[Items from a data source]
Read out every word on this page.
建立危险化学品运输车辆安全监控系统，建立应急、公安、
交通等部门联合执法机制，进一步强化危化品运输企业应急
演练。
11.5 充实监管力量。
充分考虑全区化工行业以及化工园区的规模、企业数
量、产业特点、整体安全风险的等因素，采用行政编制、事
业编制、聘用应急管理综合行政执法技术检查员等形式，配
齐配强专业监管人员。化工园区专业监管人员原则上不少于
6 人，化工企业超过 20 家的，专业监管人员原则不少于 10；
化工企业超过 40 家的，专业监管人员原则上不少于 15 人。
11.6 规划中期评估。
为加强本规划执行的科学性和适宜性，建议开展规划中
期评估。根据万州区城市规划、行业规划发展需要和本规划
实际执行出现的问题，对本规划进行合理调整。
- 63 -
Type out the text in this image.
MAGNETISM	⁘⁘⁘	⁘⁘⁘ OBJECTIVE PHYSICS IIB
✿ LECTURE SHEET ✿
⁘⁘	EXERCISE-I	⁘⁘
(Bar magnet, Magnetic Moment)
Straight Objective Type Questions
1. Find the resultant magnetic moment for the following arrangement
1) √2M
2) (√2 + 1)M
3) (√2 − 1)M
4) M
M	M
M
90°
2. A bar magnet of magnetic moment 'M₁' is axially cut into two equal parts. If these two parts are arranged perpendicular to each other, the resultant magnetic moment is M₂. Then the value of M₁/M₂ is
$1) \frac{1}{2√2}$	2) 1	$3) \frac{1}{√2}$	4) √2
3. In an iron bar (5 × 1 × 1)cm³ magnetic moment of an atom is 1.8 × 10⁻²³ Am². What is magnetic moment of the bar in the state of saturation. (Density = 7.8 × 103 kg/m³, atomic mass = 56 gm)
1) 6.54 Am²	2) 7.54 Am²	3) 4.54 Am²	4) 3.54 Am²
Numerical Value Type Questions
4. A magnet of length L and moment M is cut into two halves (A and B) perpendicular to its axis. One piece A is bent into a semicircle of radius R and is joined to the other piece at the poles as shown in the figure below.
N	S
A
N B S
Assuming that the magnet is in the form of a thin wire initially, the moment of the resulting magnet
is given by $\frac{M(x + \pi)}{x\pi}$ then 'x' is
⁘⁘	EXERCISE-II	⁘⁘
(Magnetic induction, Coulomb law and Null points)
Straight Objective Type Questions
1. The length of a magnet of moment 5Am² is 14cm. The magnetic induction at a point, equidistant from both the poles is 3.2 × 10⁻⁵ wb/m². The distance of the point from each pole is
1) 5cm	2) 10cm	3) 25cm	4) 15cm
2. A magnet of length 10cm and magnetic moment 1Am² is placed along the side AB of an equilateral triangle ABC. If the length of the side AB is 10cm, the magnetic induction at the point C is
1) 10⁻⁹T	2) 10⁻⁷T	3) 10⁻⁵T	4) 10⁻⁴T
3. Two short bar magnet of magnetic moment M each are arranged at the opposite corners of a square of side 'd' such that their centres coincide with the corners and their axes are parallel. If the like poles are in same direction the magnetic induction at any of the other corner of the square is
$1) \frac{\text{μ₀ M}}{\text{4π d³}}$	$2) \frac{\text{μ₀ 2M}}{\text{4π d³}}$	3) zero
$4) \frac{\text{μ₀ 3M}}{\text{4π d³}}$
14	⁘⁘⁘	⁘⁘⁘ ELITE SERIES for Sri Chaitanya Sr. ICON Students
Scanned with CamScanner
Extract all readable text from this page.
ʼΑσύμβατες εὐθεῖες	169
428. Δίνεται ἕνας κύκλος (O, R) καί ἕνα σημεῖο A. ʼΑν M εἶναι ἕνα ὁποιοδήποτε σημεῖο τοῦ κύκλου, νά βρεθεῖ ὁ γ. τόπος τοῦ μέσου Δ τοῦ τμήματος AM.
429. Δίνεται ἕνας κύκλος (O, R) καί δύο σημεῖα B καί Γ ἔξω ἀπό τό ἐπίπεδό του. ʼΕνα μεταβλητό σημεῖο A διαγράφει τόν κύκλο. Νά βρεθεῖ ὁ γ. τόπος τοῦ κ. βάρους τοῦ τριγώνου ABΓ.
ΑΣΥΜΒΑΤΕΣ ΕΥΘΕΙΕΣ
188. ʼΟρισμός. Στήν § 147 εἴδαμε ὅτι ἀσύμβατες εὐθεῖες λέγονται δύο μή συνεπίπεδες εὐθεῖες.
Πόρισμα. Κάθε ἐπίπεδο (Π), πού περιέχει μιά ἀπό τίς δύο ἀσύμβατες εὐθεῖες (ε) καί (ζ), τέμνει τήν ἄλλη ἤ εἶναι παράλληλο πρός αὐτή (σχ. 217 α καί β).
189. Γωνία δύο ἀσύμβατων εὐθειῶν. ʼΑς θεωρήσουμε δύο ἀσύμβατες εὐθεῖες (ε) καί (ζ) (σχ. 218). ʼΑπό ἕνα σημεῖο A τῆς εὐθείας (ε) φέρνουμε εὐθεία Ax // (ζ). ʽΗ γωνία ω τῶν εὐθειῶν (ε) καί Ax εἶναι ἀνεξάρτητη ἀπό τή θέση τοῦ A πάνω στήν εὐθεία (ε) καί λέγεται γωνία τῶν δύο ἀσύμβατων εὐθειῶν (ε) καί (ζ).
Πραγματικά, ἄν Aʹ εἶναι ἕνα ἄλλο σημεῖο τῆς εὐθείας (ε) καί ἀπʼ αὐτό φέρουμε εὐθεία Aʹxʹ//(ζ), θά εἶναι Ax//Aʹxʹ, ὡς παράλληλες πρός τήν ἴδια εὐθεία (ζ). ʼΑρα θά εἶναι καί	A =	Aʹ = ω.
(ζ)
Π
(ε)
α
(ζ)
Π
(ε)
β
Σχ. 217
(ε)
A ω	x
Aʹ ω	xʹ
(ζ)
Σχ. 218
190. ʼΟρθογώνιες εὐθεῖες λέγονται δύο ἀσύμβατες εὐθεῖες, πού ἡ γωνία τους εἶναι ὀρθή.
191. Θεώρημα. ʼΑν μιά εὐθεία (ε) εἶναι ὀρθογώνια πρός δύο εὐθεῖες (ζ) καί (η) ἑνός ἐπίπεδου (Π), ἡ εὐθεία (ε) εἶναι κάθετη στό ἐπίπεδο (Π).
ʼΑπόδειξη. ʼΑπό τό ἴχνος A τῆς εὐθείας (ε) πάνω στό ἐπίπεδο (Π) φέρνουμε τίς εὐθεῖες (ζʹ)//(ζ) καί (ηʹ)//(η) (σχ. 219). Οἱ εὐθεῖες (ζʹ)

**Given instruction**.
Every entry must be output again, exactly as written above.

**Solution to this exercise**.
Read out every word on this page.
建立危险化学品运输车辆安全监控系统，建立应急、公安、
交通等部门联合执法机制，进一步强化危化品运输企业应急
演练。
11.5 充实监管力量。
充分考虑全区化工行业以及化工园区的规模、企业数
量、产业特点、整体安全风险的等因素，采用行政编制、事
业编制、聘用应急管理综合行政执法技术检查员等形式，配
齐配强专业监管人员。化工园区专业监管人员原则上不少于
6 人，化工企业超过 20 家的，专业监管人员原则不少于 10；
化工企业超过 40 家的，专业监管人员原则上不少于 15 人。
11.6 规划中期评估。
为加强本规划执行的科学性和适宜性，建议开展规划中
期评估。根据万州区城市规划、行业规划发展需要和本规划
实际执行出现的问题，对本规划进行合理调整。
- 63 -
Type out the text in this image.
MAGNETISM	⁘⁘⁘	⁘⁘⁘ OBJECTIVE PHYSICS IIB
✿ LECTURE SHEET ✿
⁘⁘	EXERCISE-I	⁘⁘
(Bar magnet, Magnetic Moment)
Straight Objective Type Questions
1. Find the resultant magnetic moment for the following arrangement
1) √2M
2) (√2 + 1)M
3) (√2 − 1)M
4) M
M	M
M
90°
2. A bar magnet of magnetic moment 'M₁' is axially cut into two equal parts. If these two parts are arranged perpendicular to each other, the resultant magnetic moment is M₂. Then the value of M₁/M₂ is
$1) \frac{1}{2√2}$	2) 1	$3) \frac{1}{√2}$	4) √2
3. In an iron bar (5 × 1 × 1)cm³ magnetic moment of an atom is 1.8 × 10⁻²³ Am². What is magnetic moment of the bar in the state of saturation. (Density = 7.8 × 103 kg/m³, atomic mass = 56 gm)
1) 6.54 Am²	2) 7.54 Am²	3) 4.54 Am²	4) 3.54 Am²
Numerical Value Type Questions
4. A magnet of length L and moment M is cut into two halves (A and B) perpendicular to its axis. One piece A is bent into a semicircle of radius R and is joined to the other piece at the poles as shown in the figure below.
N	S
A
N B S
Assuming that the magnet is in the form of a thin wire initially, the moment of the resulting magnet
is given by $\frac{M(x + \pi)}{x\pi}$ then 'x' is
⁘⁘	EXERCISE-II	⁘⁘
(Magnetic induction, Coulomb law and Null points)
Straight Objective Type Questions
1. The length of a magnet of moment 5Am² is 14cm. The magnetic induction at a point, equidistant from both the poles is 3.2 × 10⁻⁵ wb/m². The distance of the point from each pole is
1) 5cm	2) 10cm	3) 25cm	4) 15cm
2. A magnet of length 10cm and magnetic moment 1Am² is placed along the side AB of an equilateral triangle ABC. If the length of the side AB is 10cm, the magnetic induction at the point C is
1) 10⁻⁹T	2) 10⁻⁷T	3) 10⁻⁵T	4) 10⁻⁴T
3. Two short bar magnet of magnetic moment M each are arranged at the opposite corners of a square of side 'd' such that their centres coincide with the corners and their axes are parallel. If the like poles are in same direction the magnetic induction at any of the other corner of the square is
$1) \frac{\text{μ₀ M}}{\text{4π d³}}$	$2) \frac{\text{μ₀ 2M}}{\text{4π d³}}$	3) zero
$4) \frac{\text{μ₀ 3M}}{\text{4π d³}}$
14	⁘⁘⁘	⁘⁘⁘ ELITE SERIES for Sri Chaitanya Sr. ICON Students
Scanned with CamScanner
Extract all readable text from this page.
ʼΑσύμβατες εὐθεῖες	169
428. Δίνεται ἕνας κύκλος (O, R) καί ἕνα σημεῖο A. ʼΑν M εἶναι ἕνα ὁποιοδήποτε σημεῖο τοῦ κύκλου, νά βρεθεῖ ὁ γ. τόπος τοῦ μέσου Δ τοῦ τμήματος AM.
429. Δίνεται ἕνας κύκλος (O, R) καί δύο σημεῖα B καί Γ ἔξω ἀπό τό ἐπίπεδό του. ʼΕνα μεταβλητό σημεῖο A διαγράφει τόν κύκλο. Νά βρεθεῖ ὁ γ. τόπος τοῦ κ. βάρους τοῦ τριγώνου ABΓ.
ΑΣΥΜΒΑΤΕΣ ΕΥΘΕΙΕΣ
188. ʼΟρισμός. Στήν § 147 εἴδαμε ὅτι ἀσύμβατες εὐθεῖες λέγονται δύο μή συνεπίπεδες εὐθεῖες.
Πόρισμα. Κάθε ἐπίπεδο (Π), πού περιέχει μιά ἀπό τίς δύο ἀσύμβατες εὐθεῖες (ε) καί (ζ), τέμνει τήν ἄλλη ἤ εἶναι παράλληλο πρός αὐτή (σχ. 217 α καί β).
189. Γωνία δύο ἀσύμβατων εὐθειῶν. ʼΑς θεωρήσουμε δύο ἀσύμβατες εὐθεῖες (ε) καί (ζ) (σχ. 218). ʼΑπό ἕνα σημεῖο A τῆς εὐθείας (ε) φέρνουμε εὐθεία Ax // (ζ). ʽΗ γωνία ω τῶν εὐθειῶν (ε) καί Ax εἶναι ἀνεξάρτητη ἀπό τή θέση τοῦ A πάνω στήν εὐθεία (ε) καί λέγεται γωνία τῶν δύο ἀσύμβατων εὐθειῶν (ε) καί (ζ).
Πραγματικά, ἄν Aʹ εἶναι ἕνα ἄλλο σημεῖο τῆς εὐθείας (ε) καί ἀπʼ αὐτό φέρουμε εὐθεία Aʹxʹ//(ζ), θά εἶναι Ax//Aʹxʹ, ὡς παράλληλες πρός τήν ἴδια εὐθεία (ζ). ʼΑρα θά εἶναι καί	A =	Aʹ = ω.
(ζ)
Π
(ε)
α
(ζ)
Π
(ε)
β
Σχ. 217
(ε)
A ω	x
Aʹ ω	xʹ
(ζ)
Σχ. 218
190. ʼΟρθογώνιες εὐθεῖες λέγονται δύο ἀσύμβατες εὐθεῖες, πού ἡ γωνία τους εἶναι ὀρθή.
191. Θεώρημα. ʼΑν μιά εὐθεία (ε) εἶναι ὀρθογώνια πρός δύο εὐθεῖες (ζ) καί (η) ἑνός ἐπίπεδου (Π), ἡ εὐθεία (ε) εἶναι κάθετη στό ἐπίπεδο (Π).
ʼΑπόδειξη. ʼΑπό τό ἴχνος A τῆς εὐθείας (ε) πάνω στό ἐπίπεδο (Π) φέρνουμε τίς εὐθεῖες (ζʹ)//(ζ) καί (ηʹ)//(η) (σχ. 219). Οἱ εὐθεῖες (ζʹ)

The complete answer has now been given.